BRIEF — Locate the lines of the listing below that hold "γρήγορο", then copy each of them.

Part of a data file —
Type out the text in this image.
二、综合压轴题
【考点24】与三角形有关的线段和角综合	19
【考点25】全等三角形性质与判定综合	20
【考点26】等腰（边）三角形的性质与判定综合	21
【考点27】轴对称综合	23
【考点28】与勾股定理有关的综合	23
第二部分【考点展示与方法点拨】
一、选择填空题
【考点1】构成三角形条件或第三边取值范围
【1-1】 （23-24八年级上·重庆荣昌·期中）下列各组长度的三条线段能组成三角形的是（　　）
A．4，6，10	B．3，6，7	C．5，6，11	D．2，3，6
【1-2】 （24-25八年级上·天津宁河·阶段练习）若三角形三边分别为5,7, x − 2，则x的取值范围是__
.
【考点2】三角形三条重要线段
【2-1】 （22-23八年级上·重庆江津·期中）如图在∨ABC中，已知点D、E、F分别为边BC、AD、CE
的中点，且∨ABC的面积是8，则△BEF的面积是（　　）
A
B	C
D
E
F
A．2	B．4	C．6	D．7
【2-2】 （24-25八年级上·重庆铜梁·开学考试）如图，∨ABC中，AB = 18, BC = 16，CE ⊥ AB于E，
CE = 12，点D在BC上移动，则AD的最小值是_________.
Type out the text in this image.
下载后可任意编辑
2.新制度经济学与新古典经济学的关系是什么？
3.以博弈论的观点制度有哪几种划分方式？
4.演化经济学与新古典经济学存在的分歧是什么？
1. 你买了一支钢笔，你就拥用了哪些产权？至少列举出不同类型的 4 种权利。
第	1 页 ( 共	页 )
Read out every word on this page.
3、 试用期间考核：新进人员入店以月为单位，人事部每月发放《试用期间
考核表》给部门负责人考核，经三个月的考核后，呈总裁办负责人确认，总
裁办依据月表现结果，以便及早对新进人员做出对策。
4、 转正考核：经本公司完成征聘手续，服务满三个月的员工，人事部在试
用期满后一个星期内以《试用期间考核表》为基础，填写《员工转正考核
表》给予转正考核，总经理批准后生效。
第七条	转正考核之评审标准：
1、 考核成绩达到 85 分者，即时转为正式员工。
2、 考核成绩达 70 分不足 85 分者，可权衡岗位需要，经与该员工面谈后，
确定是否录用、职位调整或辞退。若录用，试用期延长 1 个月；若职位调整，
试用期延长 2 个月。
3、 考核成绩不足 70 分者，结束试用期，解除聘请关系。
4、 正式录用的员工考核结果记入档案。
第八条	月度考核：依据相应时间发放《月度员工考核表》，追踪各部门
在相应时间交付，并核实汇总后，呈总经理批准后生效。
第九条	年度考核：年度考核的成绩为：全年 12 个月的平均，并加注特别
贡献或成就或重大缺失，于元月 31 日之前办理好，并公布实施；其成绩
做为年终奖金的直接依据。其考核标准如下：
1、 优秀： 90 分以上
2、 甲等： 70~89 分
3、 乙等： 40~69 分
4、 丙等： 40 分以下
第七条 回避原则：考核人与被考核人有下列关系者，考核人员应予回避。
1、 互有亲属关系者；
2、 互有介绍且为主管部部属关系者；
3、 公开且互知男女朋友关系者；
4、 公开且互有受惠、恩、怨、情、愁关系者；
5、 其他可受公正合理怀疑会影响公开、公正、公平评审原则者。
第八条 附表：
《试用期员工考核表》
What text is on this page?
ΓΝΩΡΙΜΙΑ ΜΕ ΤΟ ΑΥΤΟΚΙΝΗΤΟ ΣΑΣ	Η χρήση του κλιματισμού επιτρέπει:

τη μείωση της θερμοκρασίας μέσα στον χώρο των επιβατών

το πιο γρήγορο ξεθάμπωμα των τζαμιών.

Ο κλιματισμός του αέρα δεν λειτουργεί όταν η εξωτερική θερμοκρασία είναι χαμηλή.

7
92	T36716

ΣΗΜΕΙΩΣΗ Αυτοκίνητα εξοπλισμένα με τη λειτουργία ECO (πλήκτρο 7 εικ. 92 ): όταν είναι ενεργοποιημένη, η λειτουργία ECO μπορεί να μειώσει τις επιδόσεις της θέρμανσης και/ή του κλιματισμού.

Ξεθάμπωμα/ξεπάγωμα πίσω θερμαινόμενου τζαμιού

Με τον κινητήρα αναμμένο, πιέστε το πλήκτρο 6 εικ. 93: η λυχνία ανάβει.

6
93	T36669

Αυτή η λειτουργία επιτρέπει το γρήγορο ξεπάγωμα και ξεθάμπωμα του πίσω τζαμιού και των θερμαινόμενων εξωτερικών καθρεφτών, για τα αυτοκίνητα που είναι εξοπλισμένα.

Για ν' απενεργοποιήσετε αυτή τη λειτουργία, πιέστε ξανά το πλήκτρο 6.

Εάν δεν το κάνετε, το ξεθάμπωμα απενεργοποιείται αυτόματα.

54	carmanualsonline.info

REPLY TO THE TASK —
το πιο γρήγορο ξεθάμπωμα των τζαμιών.
Αυτή η λειτουργία επιτρέπει το γρήγορο ξεπάγωμα και ξεθάμπωμα του πίσω τζαμιού και των θερμαινόμενων εξωτερικών καθρεφτών, για τα αυτοκίνητα που είναι εξοπλισμένα.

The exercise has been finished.